Repeat each line of the material exactly.
--- START ---
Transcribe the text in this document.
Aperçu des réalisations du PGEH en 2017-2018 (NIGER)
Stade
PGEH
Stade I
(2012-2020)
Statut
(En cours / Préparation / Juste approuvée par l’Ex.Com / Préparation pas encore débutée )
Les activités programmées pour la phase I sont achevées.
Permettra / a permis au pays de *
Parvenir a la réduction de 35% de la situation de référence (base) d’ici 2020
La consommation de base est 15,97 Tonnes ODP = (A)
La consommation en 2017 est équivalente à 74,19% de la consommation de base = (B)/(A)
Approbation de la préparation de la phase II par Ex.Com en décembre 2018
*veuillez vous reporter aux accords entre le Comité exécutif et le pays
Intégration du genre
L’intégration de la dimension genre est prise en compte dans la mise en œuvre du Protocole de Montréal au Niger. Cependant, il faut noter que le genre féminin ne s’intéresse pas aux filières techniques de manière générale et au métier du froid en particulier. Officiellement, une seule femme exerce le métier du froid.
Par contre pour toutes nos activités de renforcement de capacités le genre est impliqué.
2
--- END ---
RESPONSE BELOW ->
Transcribe the text in this document.
Aperçu des réalisations du PGEH en 2017-2018 (NIGER)
Stade
PGEH
Stade I
(2012-2020)
Statut
(En cours / Préparation / Juste approuvée par l’Ex.Com / Préparation pas encore débutée )
Les activités programmées pour la phase I sont achevées.
Permettra / a permis au pays de *
Parvenir a la réduction de 35% de la situation de référence (base) d’ici 2020
La consommation de base est 15,97 Tonnes ODP = (A)
La consommation en 2017 est équivalente à 74,19% de la consommation de base = (B)/(A)
Approbation de la préparation de la phase II par Ex.Com en décembre 2018
*veuillez vous reporter aux accords entre le Comité exécutif et le pays
Intégration du genre
L’intégration de la dimension genre est prise en compte dans la mise en œuvre du Protocole de Montréal au Niger. Cependant, il faut noter que le genre féminin ne s’intéresse pas aux filières techniques de manière générale et au métier du froid en particulier. Officiellement, une seule femme exerce le métier du froid.
Par contre pour toutes nos activités de renforcement de capacités le genre est impliqué.
2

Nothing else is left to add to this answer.